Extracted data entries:
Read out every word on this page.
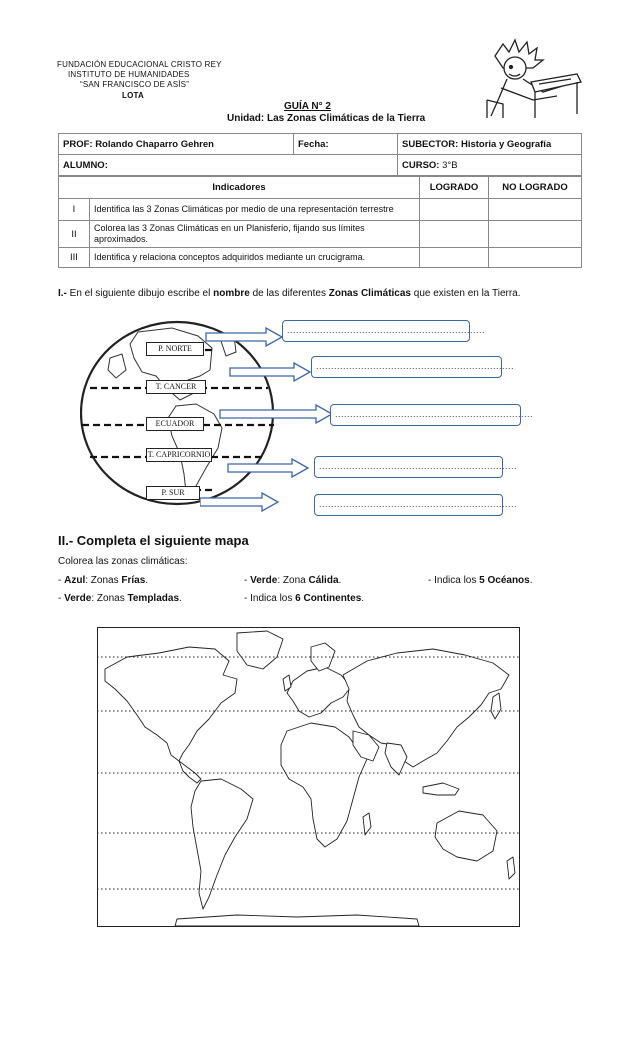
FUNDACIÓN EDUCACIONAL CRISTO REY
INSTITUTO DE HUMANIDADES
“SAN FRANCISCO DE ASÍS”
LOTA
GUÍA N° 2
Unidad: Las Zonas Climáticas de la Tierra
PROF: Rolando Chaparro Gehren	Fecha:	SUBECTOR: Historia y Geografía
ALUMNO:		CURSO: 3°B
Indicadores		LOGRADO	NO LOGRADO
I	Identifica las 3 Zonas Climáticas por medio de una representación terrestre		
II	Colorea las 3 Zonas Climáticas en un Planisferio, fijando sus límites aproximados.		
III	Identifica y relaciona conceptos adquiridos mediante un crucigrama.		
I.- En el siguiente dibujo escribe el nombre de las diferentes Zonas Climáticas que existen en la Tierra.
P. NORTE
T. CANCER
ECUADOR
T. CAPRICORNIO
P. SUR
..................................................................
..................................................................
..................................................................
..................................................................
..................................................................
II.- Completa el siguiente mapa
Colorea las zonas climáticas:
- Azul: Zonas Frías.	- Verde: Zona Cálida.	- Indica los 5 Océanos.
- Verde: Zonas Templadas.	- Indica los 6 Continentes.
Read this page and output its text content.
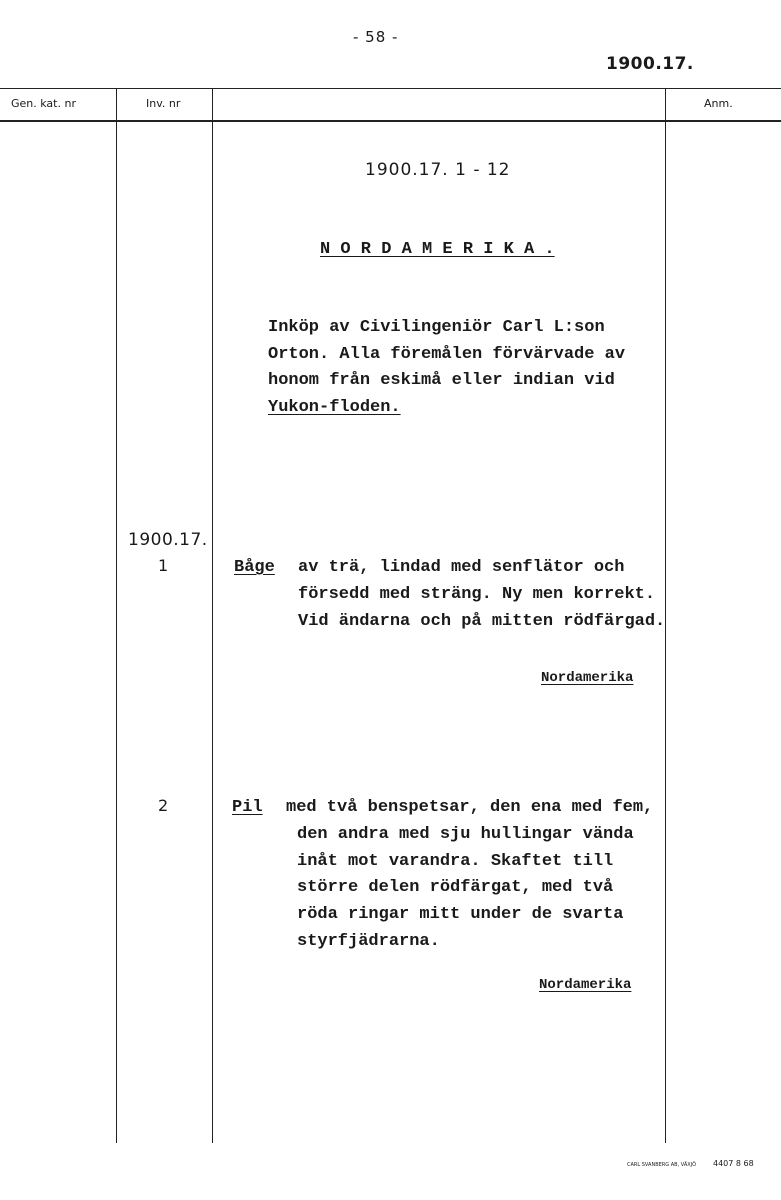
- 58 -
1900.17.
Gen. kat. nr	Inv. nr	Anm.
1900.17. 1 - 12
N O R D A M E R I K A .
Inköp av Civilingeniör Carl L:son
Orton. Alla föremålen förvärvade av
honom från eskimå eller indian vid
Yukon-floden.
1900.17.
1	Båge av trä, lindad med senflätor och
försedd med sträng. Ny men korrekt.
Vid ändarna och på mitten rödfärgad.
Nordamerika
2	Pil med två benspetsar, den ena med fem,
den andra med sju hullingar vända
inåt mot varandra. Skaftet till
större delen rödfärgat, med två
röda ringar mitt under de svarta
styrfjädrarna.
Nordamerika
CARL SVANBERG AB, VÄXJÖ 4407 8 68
--
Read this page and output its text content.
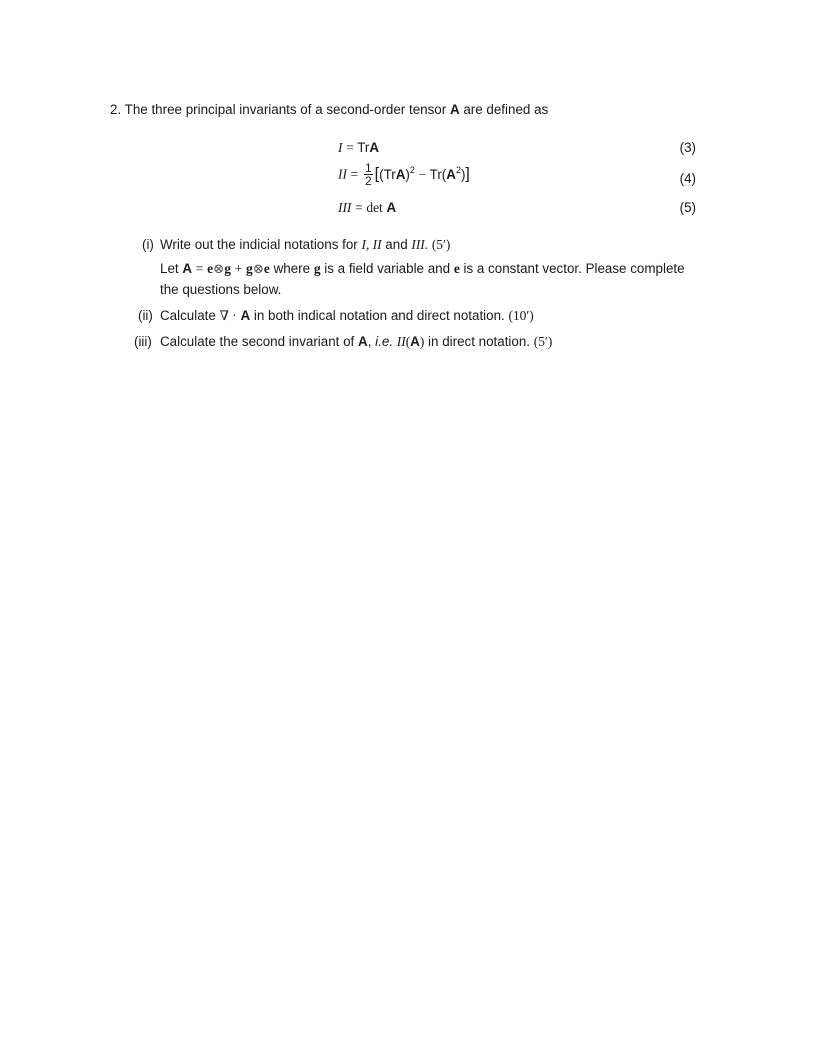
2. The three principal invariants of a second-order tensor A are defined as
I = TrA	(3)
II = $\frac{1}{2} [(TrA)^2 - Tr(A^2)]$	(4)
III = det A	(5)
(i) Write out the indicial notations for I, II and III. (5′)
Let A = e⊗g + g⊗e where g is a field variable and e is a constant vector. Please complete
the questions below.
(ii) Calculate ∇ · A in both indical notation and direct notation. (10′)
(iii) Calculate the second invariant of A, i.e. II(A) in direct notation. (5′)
---
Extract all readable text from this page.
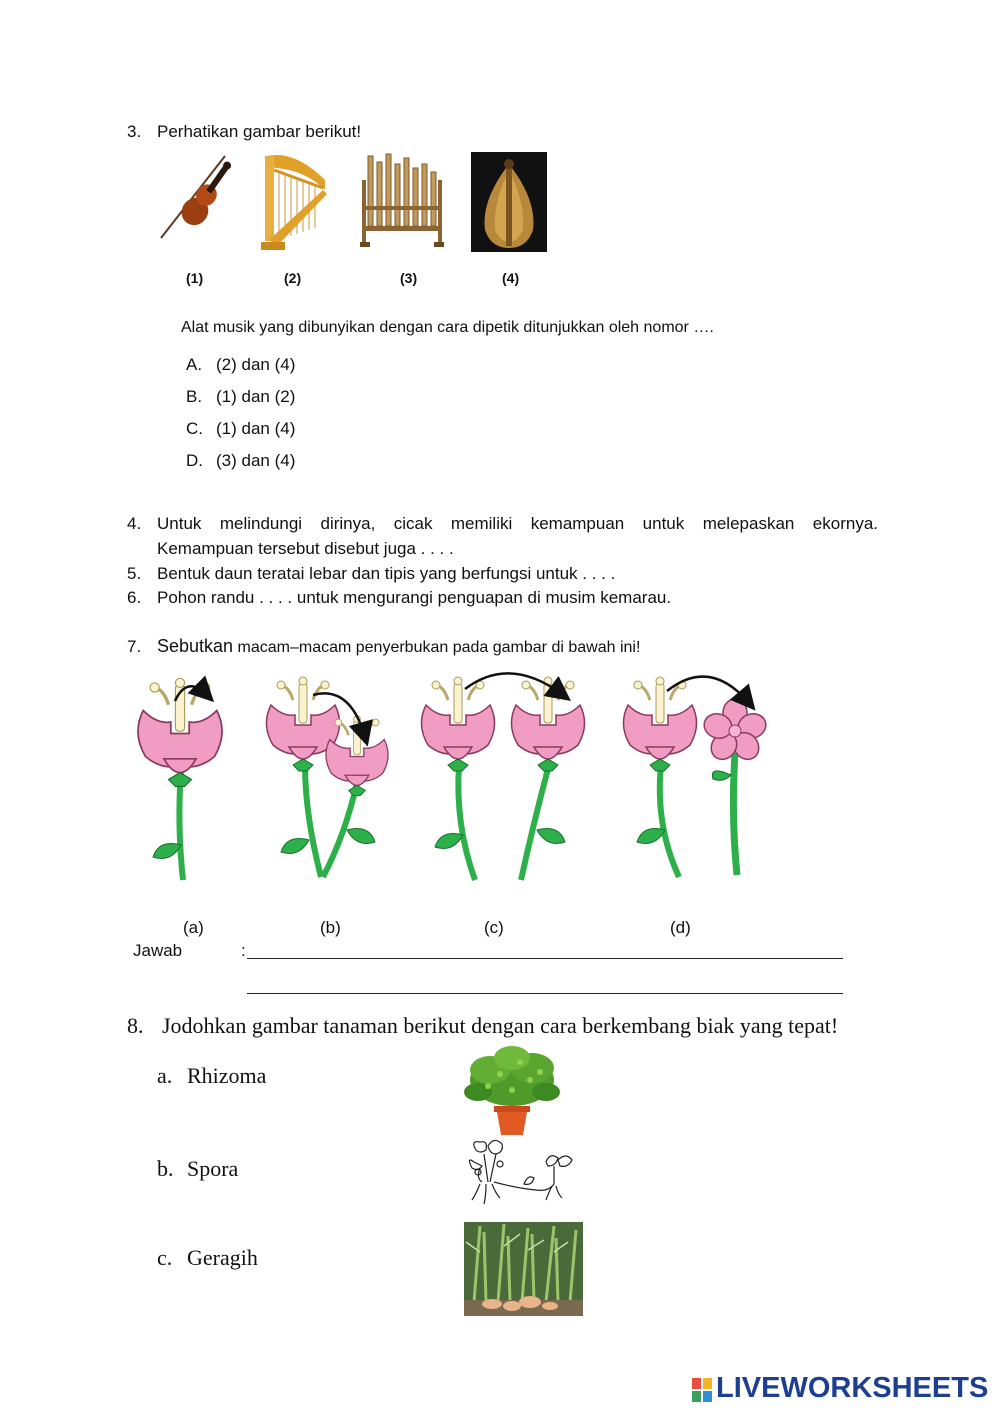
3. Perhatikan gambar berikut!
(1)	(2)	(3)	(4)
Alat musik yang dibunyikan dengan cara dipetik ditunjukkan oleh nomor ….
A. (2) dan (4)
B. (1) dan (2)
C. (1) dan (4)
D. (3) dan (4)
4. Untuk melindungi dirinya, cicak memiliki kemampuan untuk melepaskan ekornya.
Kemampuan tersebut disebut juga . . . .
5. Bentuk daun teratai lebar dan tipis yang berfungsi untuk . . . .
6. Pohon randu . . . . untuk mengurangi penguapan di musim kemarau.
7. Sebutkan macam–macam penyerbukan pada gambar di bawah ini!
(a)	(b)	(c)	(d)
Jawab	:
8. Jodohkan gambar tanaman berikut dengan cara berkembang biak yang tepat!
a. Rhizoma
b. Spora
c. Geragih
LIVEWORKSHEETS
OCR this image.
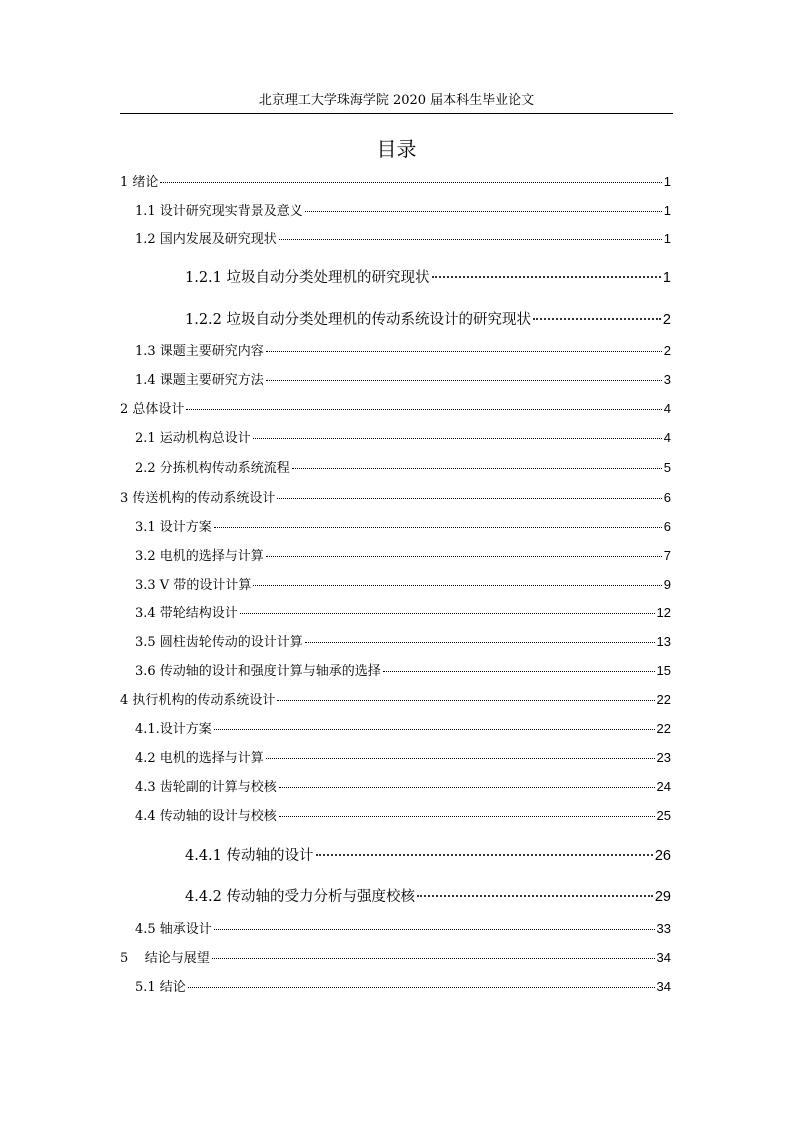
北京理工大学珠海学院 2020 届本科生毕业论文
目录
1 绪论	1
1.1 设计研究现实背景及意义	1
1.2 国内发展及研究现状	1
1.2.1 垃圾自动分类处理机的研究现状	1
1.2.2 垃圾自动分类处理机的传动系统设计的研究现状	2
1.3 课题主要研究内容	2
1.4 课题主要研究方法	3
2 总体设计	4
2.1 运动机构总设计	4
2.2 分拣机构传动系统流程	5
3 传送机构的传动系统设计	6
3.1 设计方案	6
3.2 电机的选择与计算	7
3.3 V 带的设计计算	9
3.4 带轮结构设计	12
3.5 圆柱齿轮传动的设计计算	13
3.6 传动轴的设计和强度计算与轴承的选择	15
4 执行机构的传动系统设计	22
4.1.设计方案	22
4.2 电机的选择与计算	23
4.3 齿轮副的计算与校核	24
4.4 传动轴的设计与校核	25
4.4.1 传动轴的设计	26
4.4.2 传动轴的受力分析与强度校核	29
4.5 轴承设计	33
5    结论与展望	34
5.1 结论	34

_AIM OF THE TASK_
Using the records above, list each line that includes "direct".

_TASK RESULT_
(ii) Calculate ∇ · A in both indical notation and direct notation. (10′)
(iii) Calculate the second invariant of A, i.e. II(A) in direct notation. (5′)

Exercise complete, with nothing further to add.